● **DOCUMENT EXCERPT**

*** Block opens ***

Trolleysaregoodforemployment · 18/03/2024 16:48

ThirtyThrillionThreeTrees · 18/03/2024 16:25

Just curious what people think?

I think it's a bit outdated to think the proposer should cover the full cost when it's a joint decision to get married.

No. I would think poorly of any man that asked me to. I wouldn't give it back unless I broke the engagement. I chose what I wanted and it was cheap not because it had to be but but that was the ring that stood out.

Berlinlover · 18/03/2024 16:48

My mother bought my father a ring when they got engaged in 1970. I don’t believe in marriage but if I did I would have done the same thing.

qpz · 18/03/2024 16:48

"can you elaborate?"

I've never in my life heard of anyone chipping in for their own engagement ring or having to buy the guy some present in return. I've heard it all now. What is the world coming to?

Is this what he's expecting you to do OP? If so, run for the hills, would be my advice. You don't need to even entertain such nonsense.

*** Block closes ***

● **STORED DATA**
*** Block opens ***

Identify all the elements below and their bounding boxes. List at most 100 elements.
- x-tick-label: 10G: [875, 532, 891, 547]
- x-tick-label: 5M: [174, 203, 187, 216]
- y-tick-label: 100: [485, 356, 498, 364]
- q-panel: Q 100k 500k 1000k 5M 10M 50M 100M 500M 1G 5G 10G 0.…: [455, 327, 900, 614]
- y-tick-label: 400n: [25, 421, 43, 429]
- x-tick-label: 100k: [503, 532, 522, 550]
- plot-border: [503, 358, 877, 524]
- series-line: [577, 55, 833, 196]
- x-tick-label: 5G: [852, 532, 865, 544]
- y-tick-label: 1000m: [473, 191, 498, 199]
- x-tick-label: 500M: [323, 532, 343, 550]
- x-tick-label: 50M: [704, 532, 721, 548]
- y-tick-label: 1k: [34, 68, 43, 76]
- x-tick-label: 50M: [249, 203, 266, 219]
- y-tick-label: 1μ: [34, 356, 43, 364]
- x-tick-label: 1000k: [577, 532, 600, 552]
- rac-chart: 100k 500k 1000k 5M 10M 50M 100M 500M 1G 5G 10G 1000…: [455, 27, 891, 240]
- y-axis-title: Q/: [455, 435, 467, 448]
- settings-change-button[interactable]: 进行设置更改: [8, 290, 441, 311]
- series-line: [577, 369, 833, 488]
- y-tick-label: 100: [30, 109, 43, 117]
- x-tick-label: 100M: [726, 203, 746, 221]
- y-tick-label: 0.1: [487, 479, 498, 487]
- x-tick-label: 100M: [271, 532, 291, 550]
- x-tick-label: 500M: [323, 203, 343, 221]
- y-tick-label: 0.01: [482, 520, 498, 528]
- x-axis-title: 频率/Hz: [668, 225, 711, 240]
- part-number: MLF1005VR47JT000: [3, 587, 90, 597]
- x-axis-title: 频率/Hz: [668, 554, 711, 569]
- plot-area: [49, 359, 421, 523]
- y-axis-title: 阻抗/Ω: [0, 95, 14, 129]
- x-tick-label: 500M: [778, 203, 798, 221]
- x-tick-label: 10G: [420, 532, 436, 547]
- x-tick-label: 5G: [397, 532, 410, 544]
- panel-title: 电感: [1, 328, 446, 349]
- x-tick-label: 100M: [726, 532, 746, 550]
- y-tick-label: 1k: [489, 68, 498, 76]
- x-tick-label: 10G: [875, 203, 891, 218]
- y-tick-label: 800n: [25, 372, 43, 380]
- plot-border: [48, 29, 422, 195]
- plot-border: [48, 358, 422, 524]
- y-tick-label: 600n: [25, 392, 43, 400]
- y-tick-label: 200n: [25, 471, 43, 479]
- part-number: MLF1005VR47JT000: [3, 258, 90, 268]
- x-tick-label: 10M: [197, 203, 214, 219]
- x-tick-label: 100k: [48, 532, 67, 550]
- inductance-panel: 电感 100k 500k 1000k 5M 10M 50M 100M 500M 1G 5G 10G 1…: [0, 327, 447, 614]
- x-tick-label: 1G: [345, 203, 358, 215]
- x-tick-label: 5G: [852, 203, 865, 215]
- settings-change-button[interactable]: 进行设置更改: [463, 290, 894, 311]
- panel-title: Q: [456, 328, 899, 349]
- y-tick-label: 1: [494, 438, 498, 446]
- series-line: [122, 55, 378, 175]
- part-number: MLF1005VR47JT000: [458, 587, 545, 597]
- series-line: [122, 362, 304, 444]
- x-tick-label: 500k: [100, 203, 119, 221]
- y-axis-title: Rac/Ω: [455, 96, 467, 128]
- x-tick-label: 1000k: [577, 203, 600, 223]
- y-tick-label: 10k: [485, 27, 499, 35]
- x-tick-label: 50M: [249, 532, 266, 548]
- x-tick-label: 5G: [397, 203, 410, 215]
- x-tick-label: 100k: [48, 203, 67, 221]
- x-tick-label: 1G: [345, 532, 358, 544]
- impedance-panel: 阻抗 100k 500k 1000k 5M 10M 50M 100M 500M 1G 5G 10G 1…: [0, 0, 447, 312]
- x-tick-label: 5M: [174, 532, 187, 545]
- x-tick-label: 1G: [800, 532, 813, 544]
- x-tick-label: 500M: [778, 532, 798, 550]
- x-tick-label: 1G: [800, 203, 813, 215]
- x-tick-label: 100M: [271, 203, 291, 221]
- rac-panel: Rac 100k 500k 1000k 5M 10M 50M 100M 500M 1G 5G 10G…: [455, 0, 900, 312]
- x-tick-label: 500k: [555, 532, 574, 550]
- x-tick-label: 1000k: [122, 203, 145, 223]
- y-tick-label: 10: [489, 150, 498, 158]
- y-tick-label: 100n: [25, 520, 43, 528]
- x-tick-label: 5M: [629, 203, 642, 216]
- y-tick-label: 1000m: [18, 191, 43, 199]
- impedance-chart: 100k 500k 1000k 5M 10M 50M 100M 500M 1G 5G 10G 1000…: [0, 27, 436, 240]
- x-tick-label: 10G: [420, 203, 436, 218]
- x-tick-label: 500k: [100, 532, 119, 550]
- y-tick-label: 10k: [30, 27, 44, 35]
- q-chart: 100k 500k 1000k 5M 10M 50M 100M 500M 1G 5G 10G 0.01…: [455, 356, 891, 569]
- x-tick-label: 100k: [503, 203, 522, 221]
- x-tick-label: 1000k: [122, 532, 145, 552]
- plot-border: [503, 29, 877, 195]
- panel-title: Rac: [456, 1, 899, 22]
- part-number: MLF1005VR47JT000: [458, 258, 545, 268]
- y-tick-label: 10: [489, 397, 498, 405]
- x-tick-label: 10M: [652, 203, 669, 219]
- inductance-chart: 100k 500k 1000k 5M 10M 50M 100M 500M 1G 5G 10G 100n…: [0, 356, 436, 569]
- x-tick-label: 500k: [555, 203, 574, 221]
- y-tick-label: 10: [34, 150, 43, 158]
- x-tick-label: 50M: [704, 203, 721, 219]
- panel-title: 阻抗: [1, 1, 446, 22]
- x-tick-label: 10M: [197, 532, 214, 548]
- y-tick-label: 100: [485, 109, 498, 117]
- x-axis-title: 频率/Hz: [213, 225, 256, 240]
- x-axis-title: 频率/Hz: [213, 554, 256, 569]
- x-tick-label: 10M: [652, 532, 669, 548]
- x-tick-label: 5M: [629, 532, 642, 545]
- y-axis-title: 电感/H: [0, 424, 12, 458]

*** Block closes ***

● **EXERCISE DIRECTIONS**
List every username that appears in the forum thread about engagement rings.

● **RESPONSE AREA**
Trolleysaregoodforemployment
ThirtyThrillionThreeTrees
Berlinlover
qpz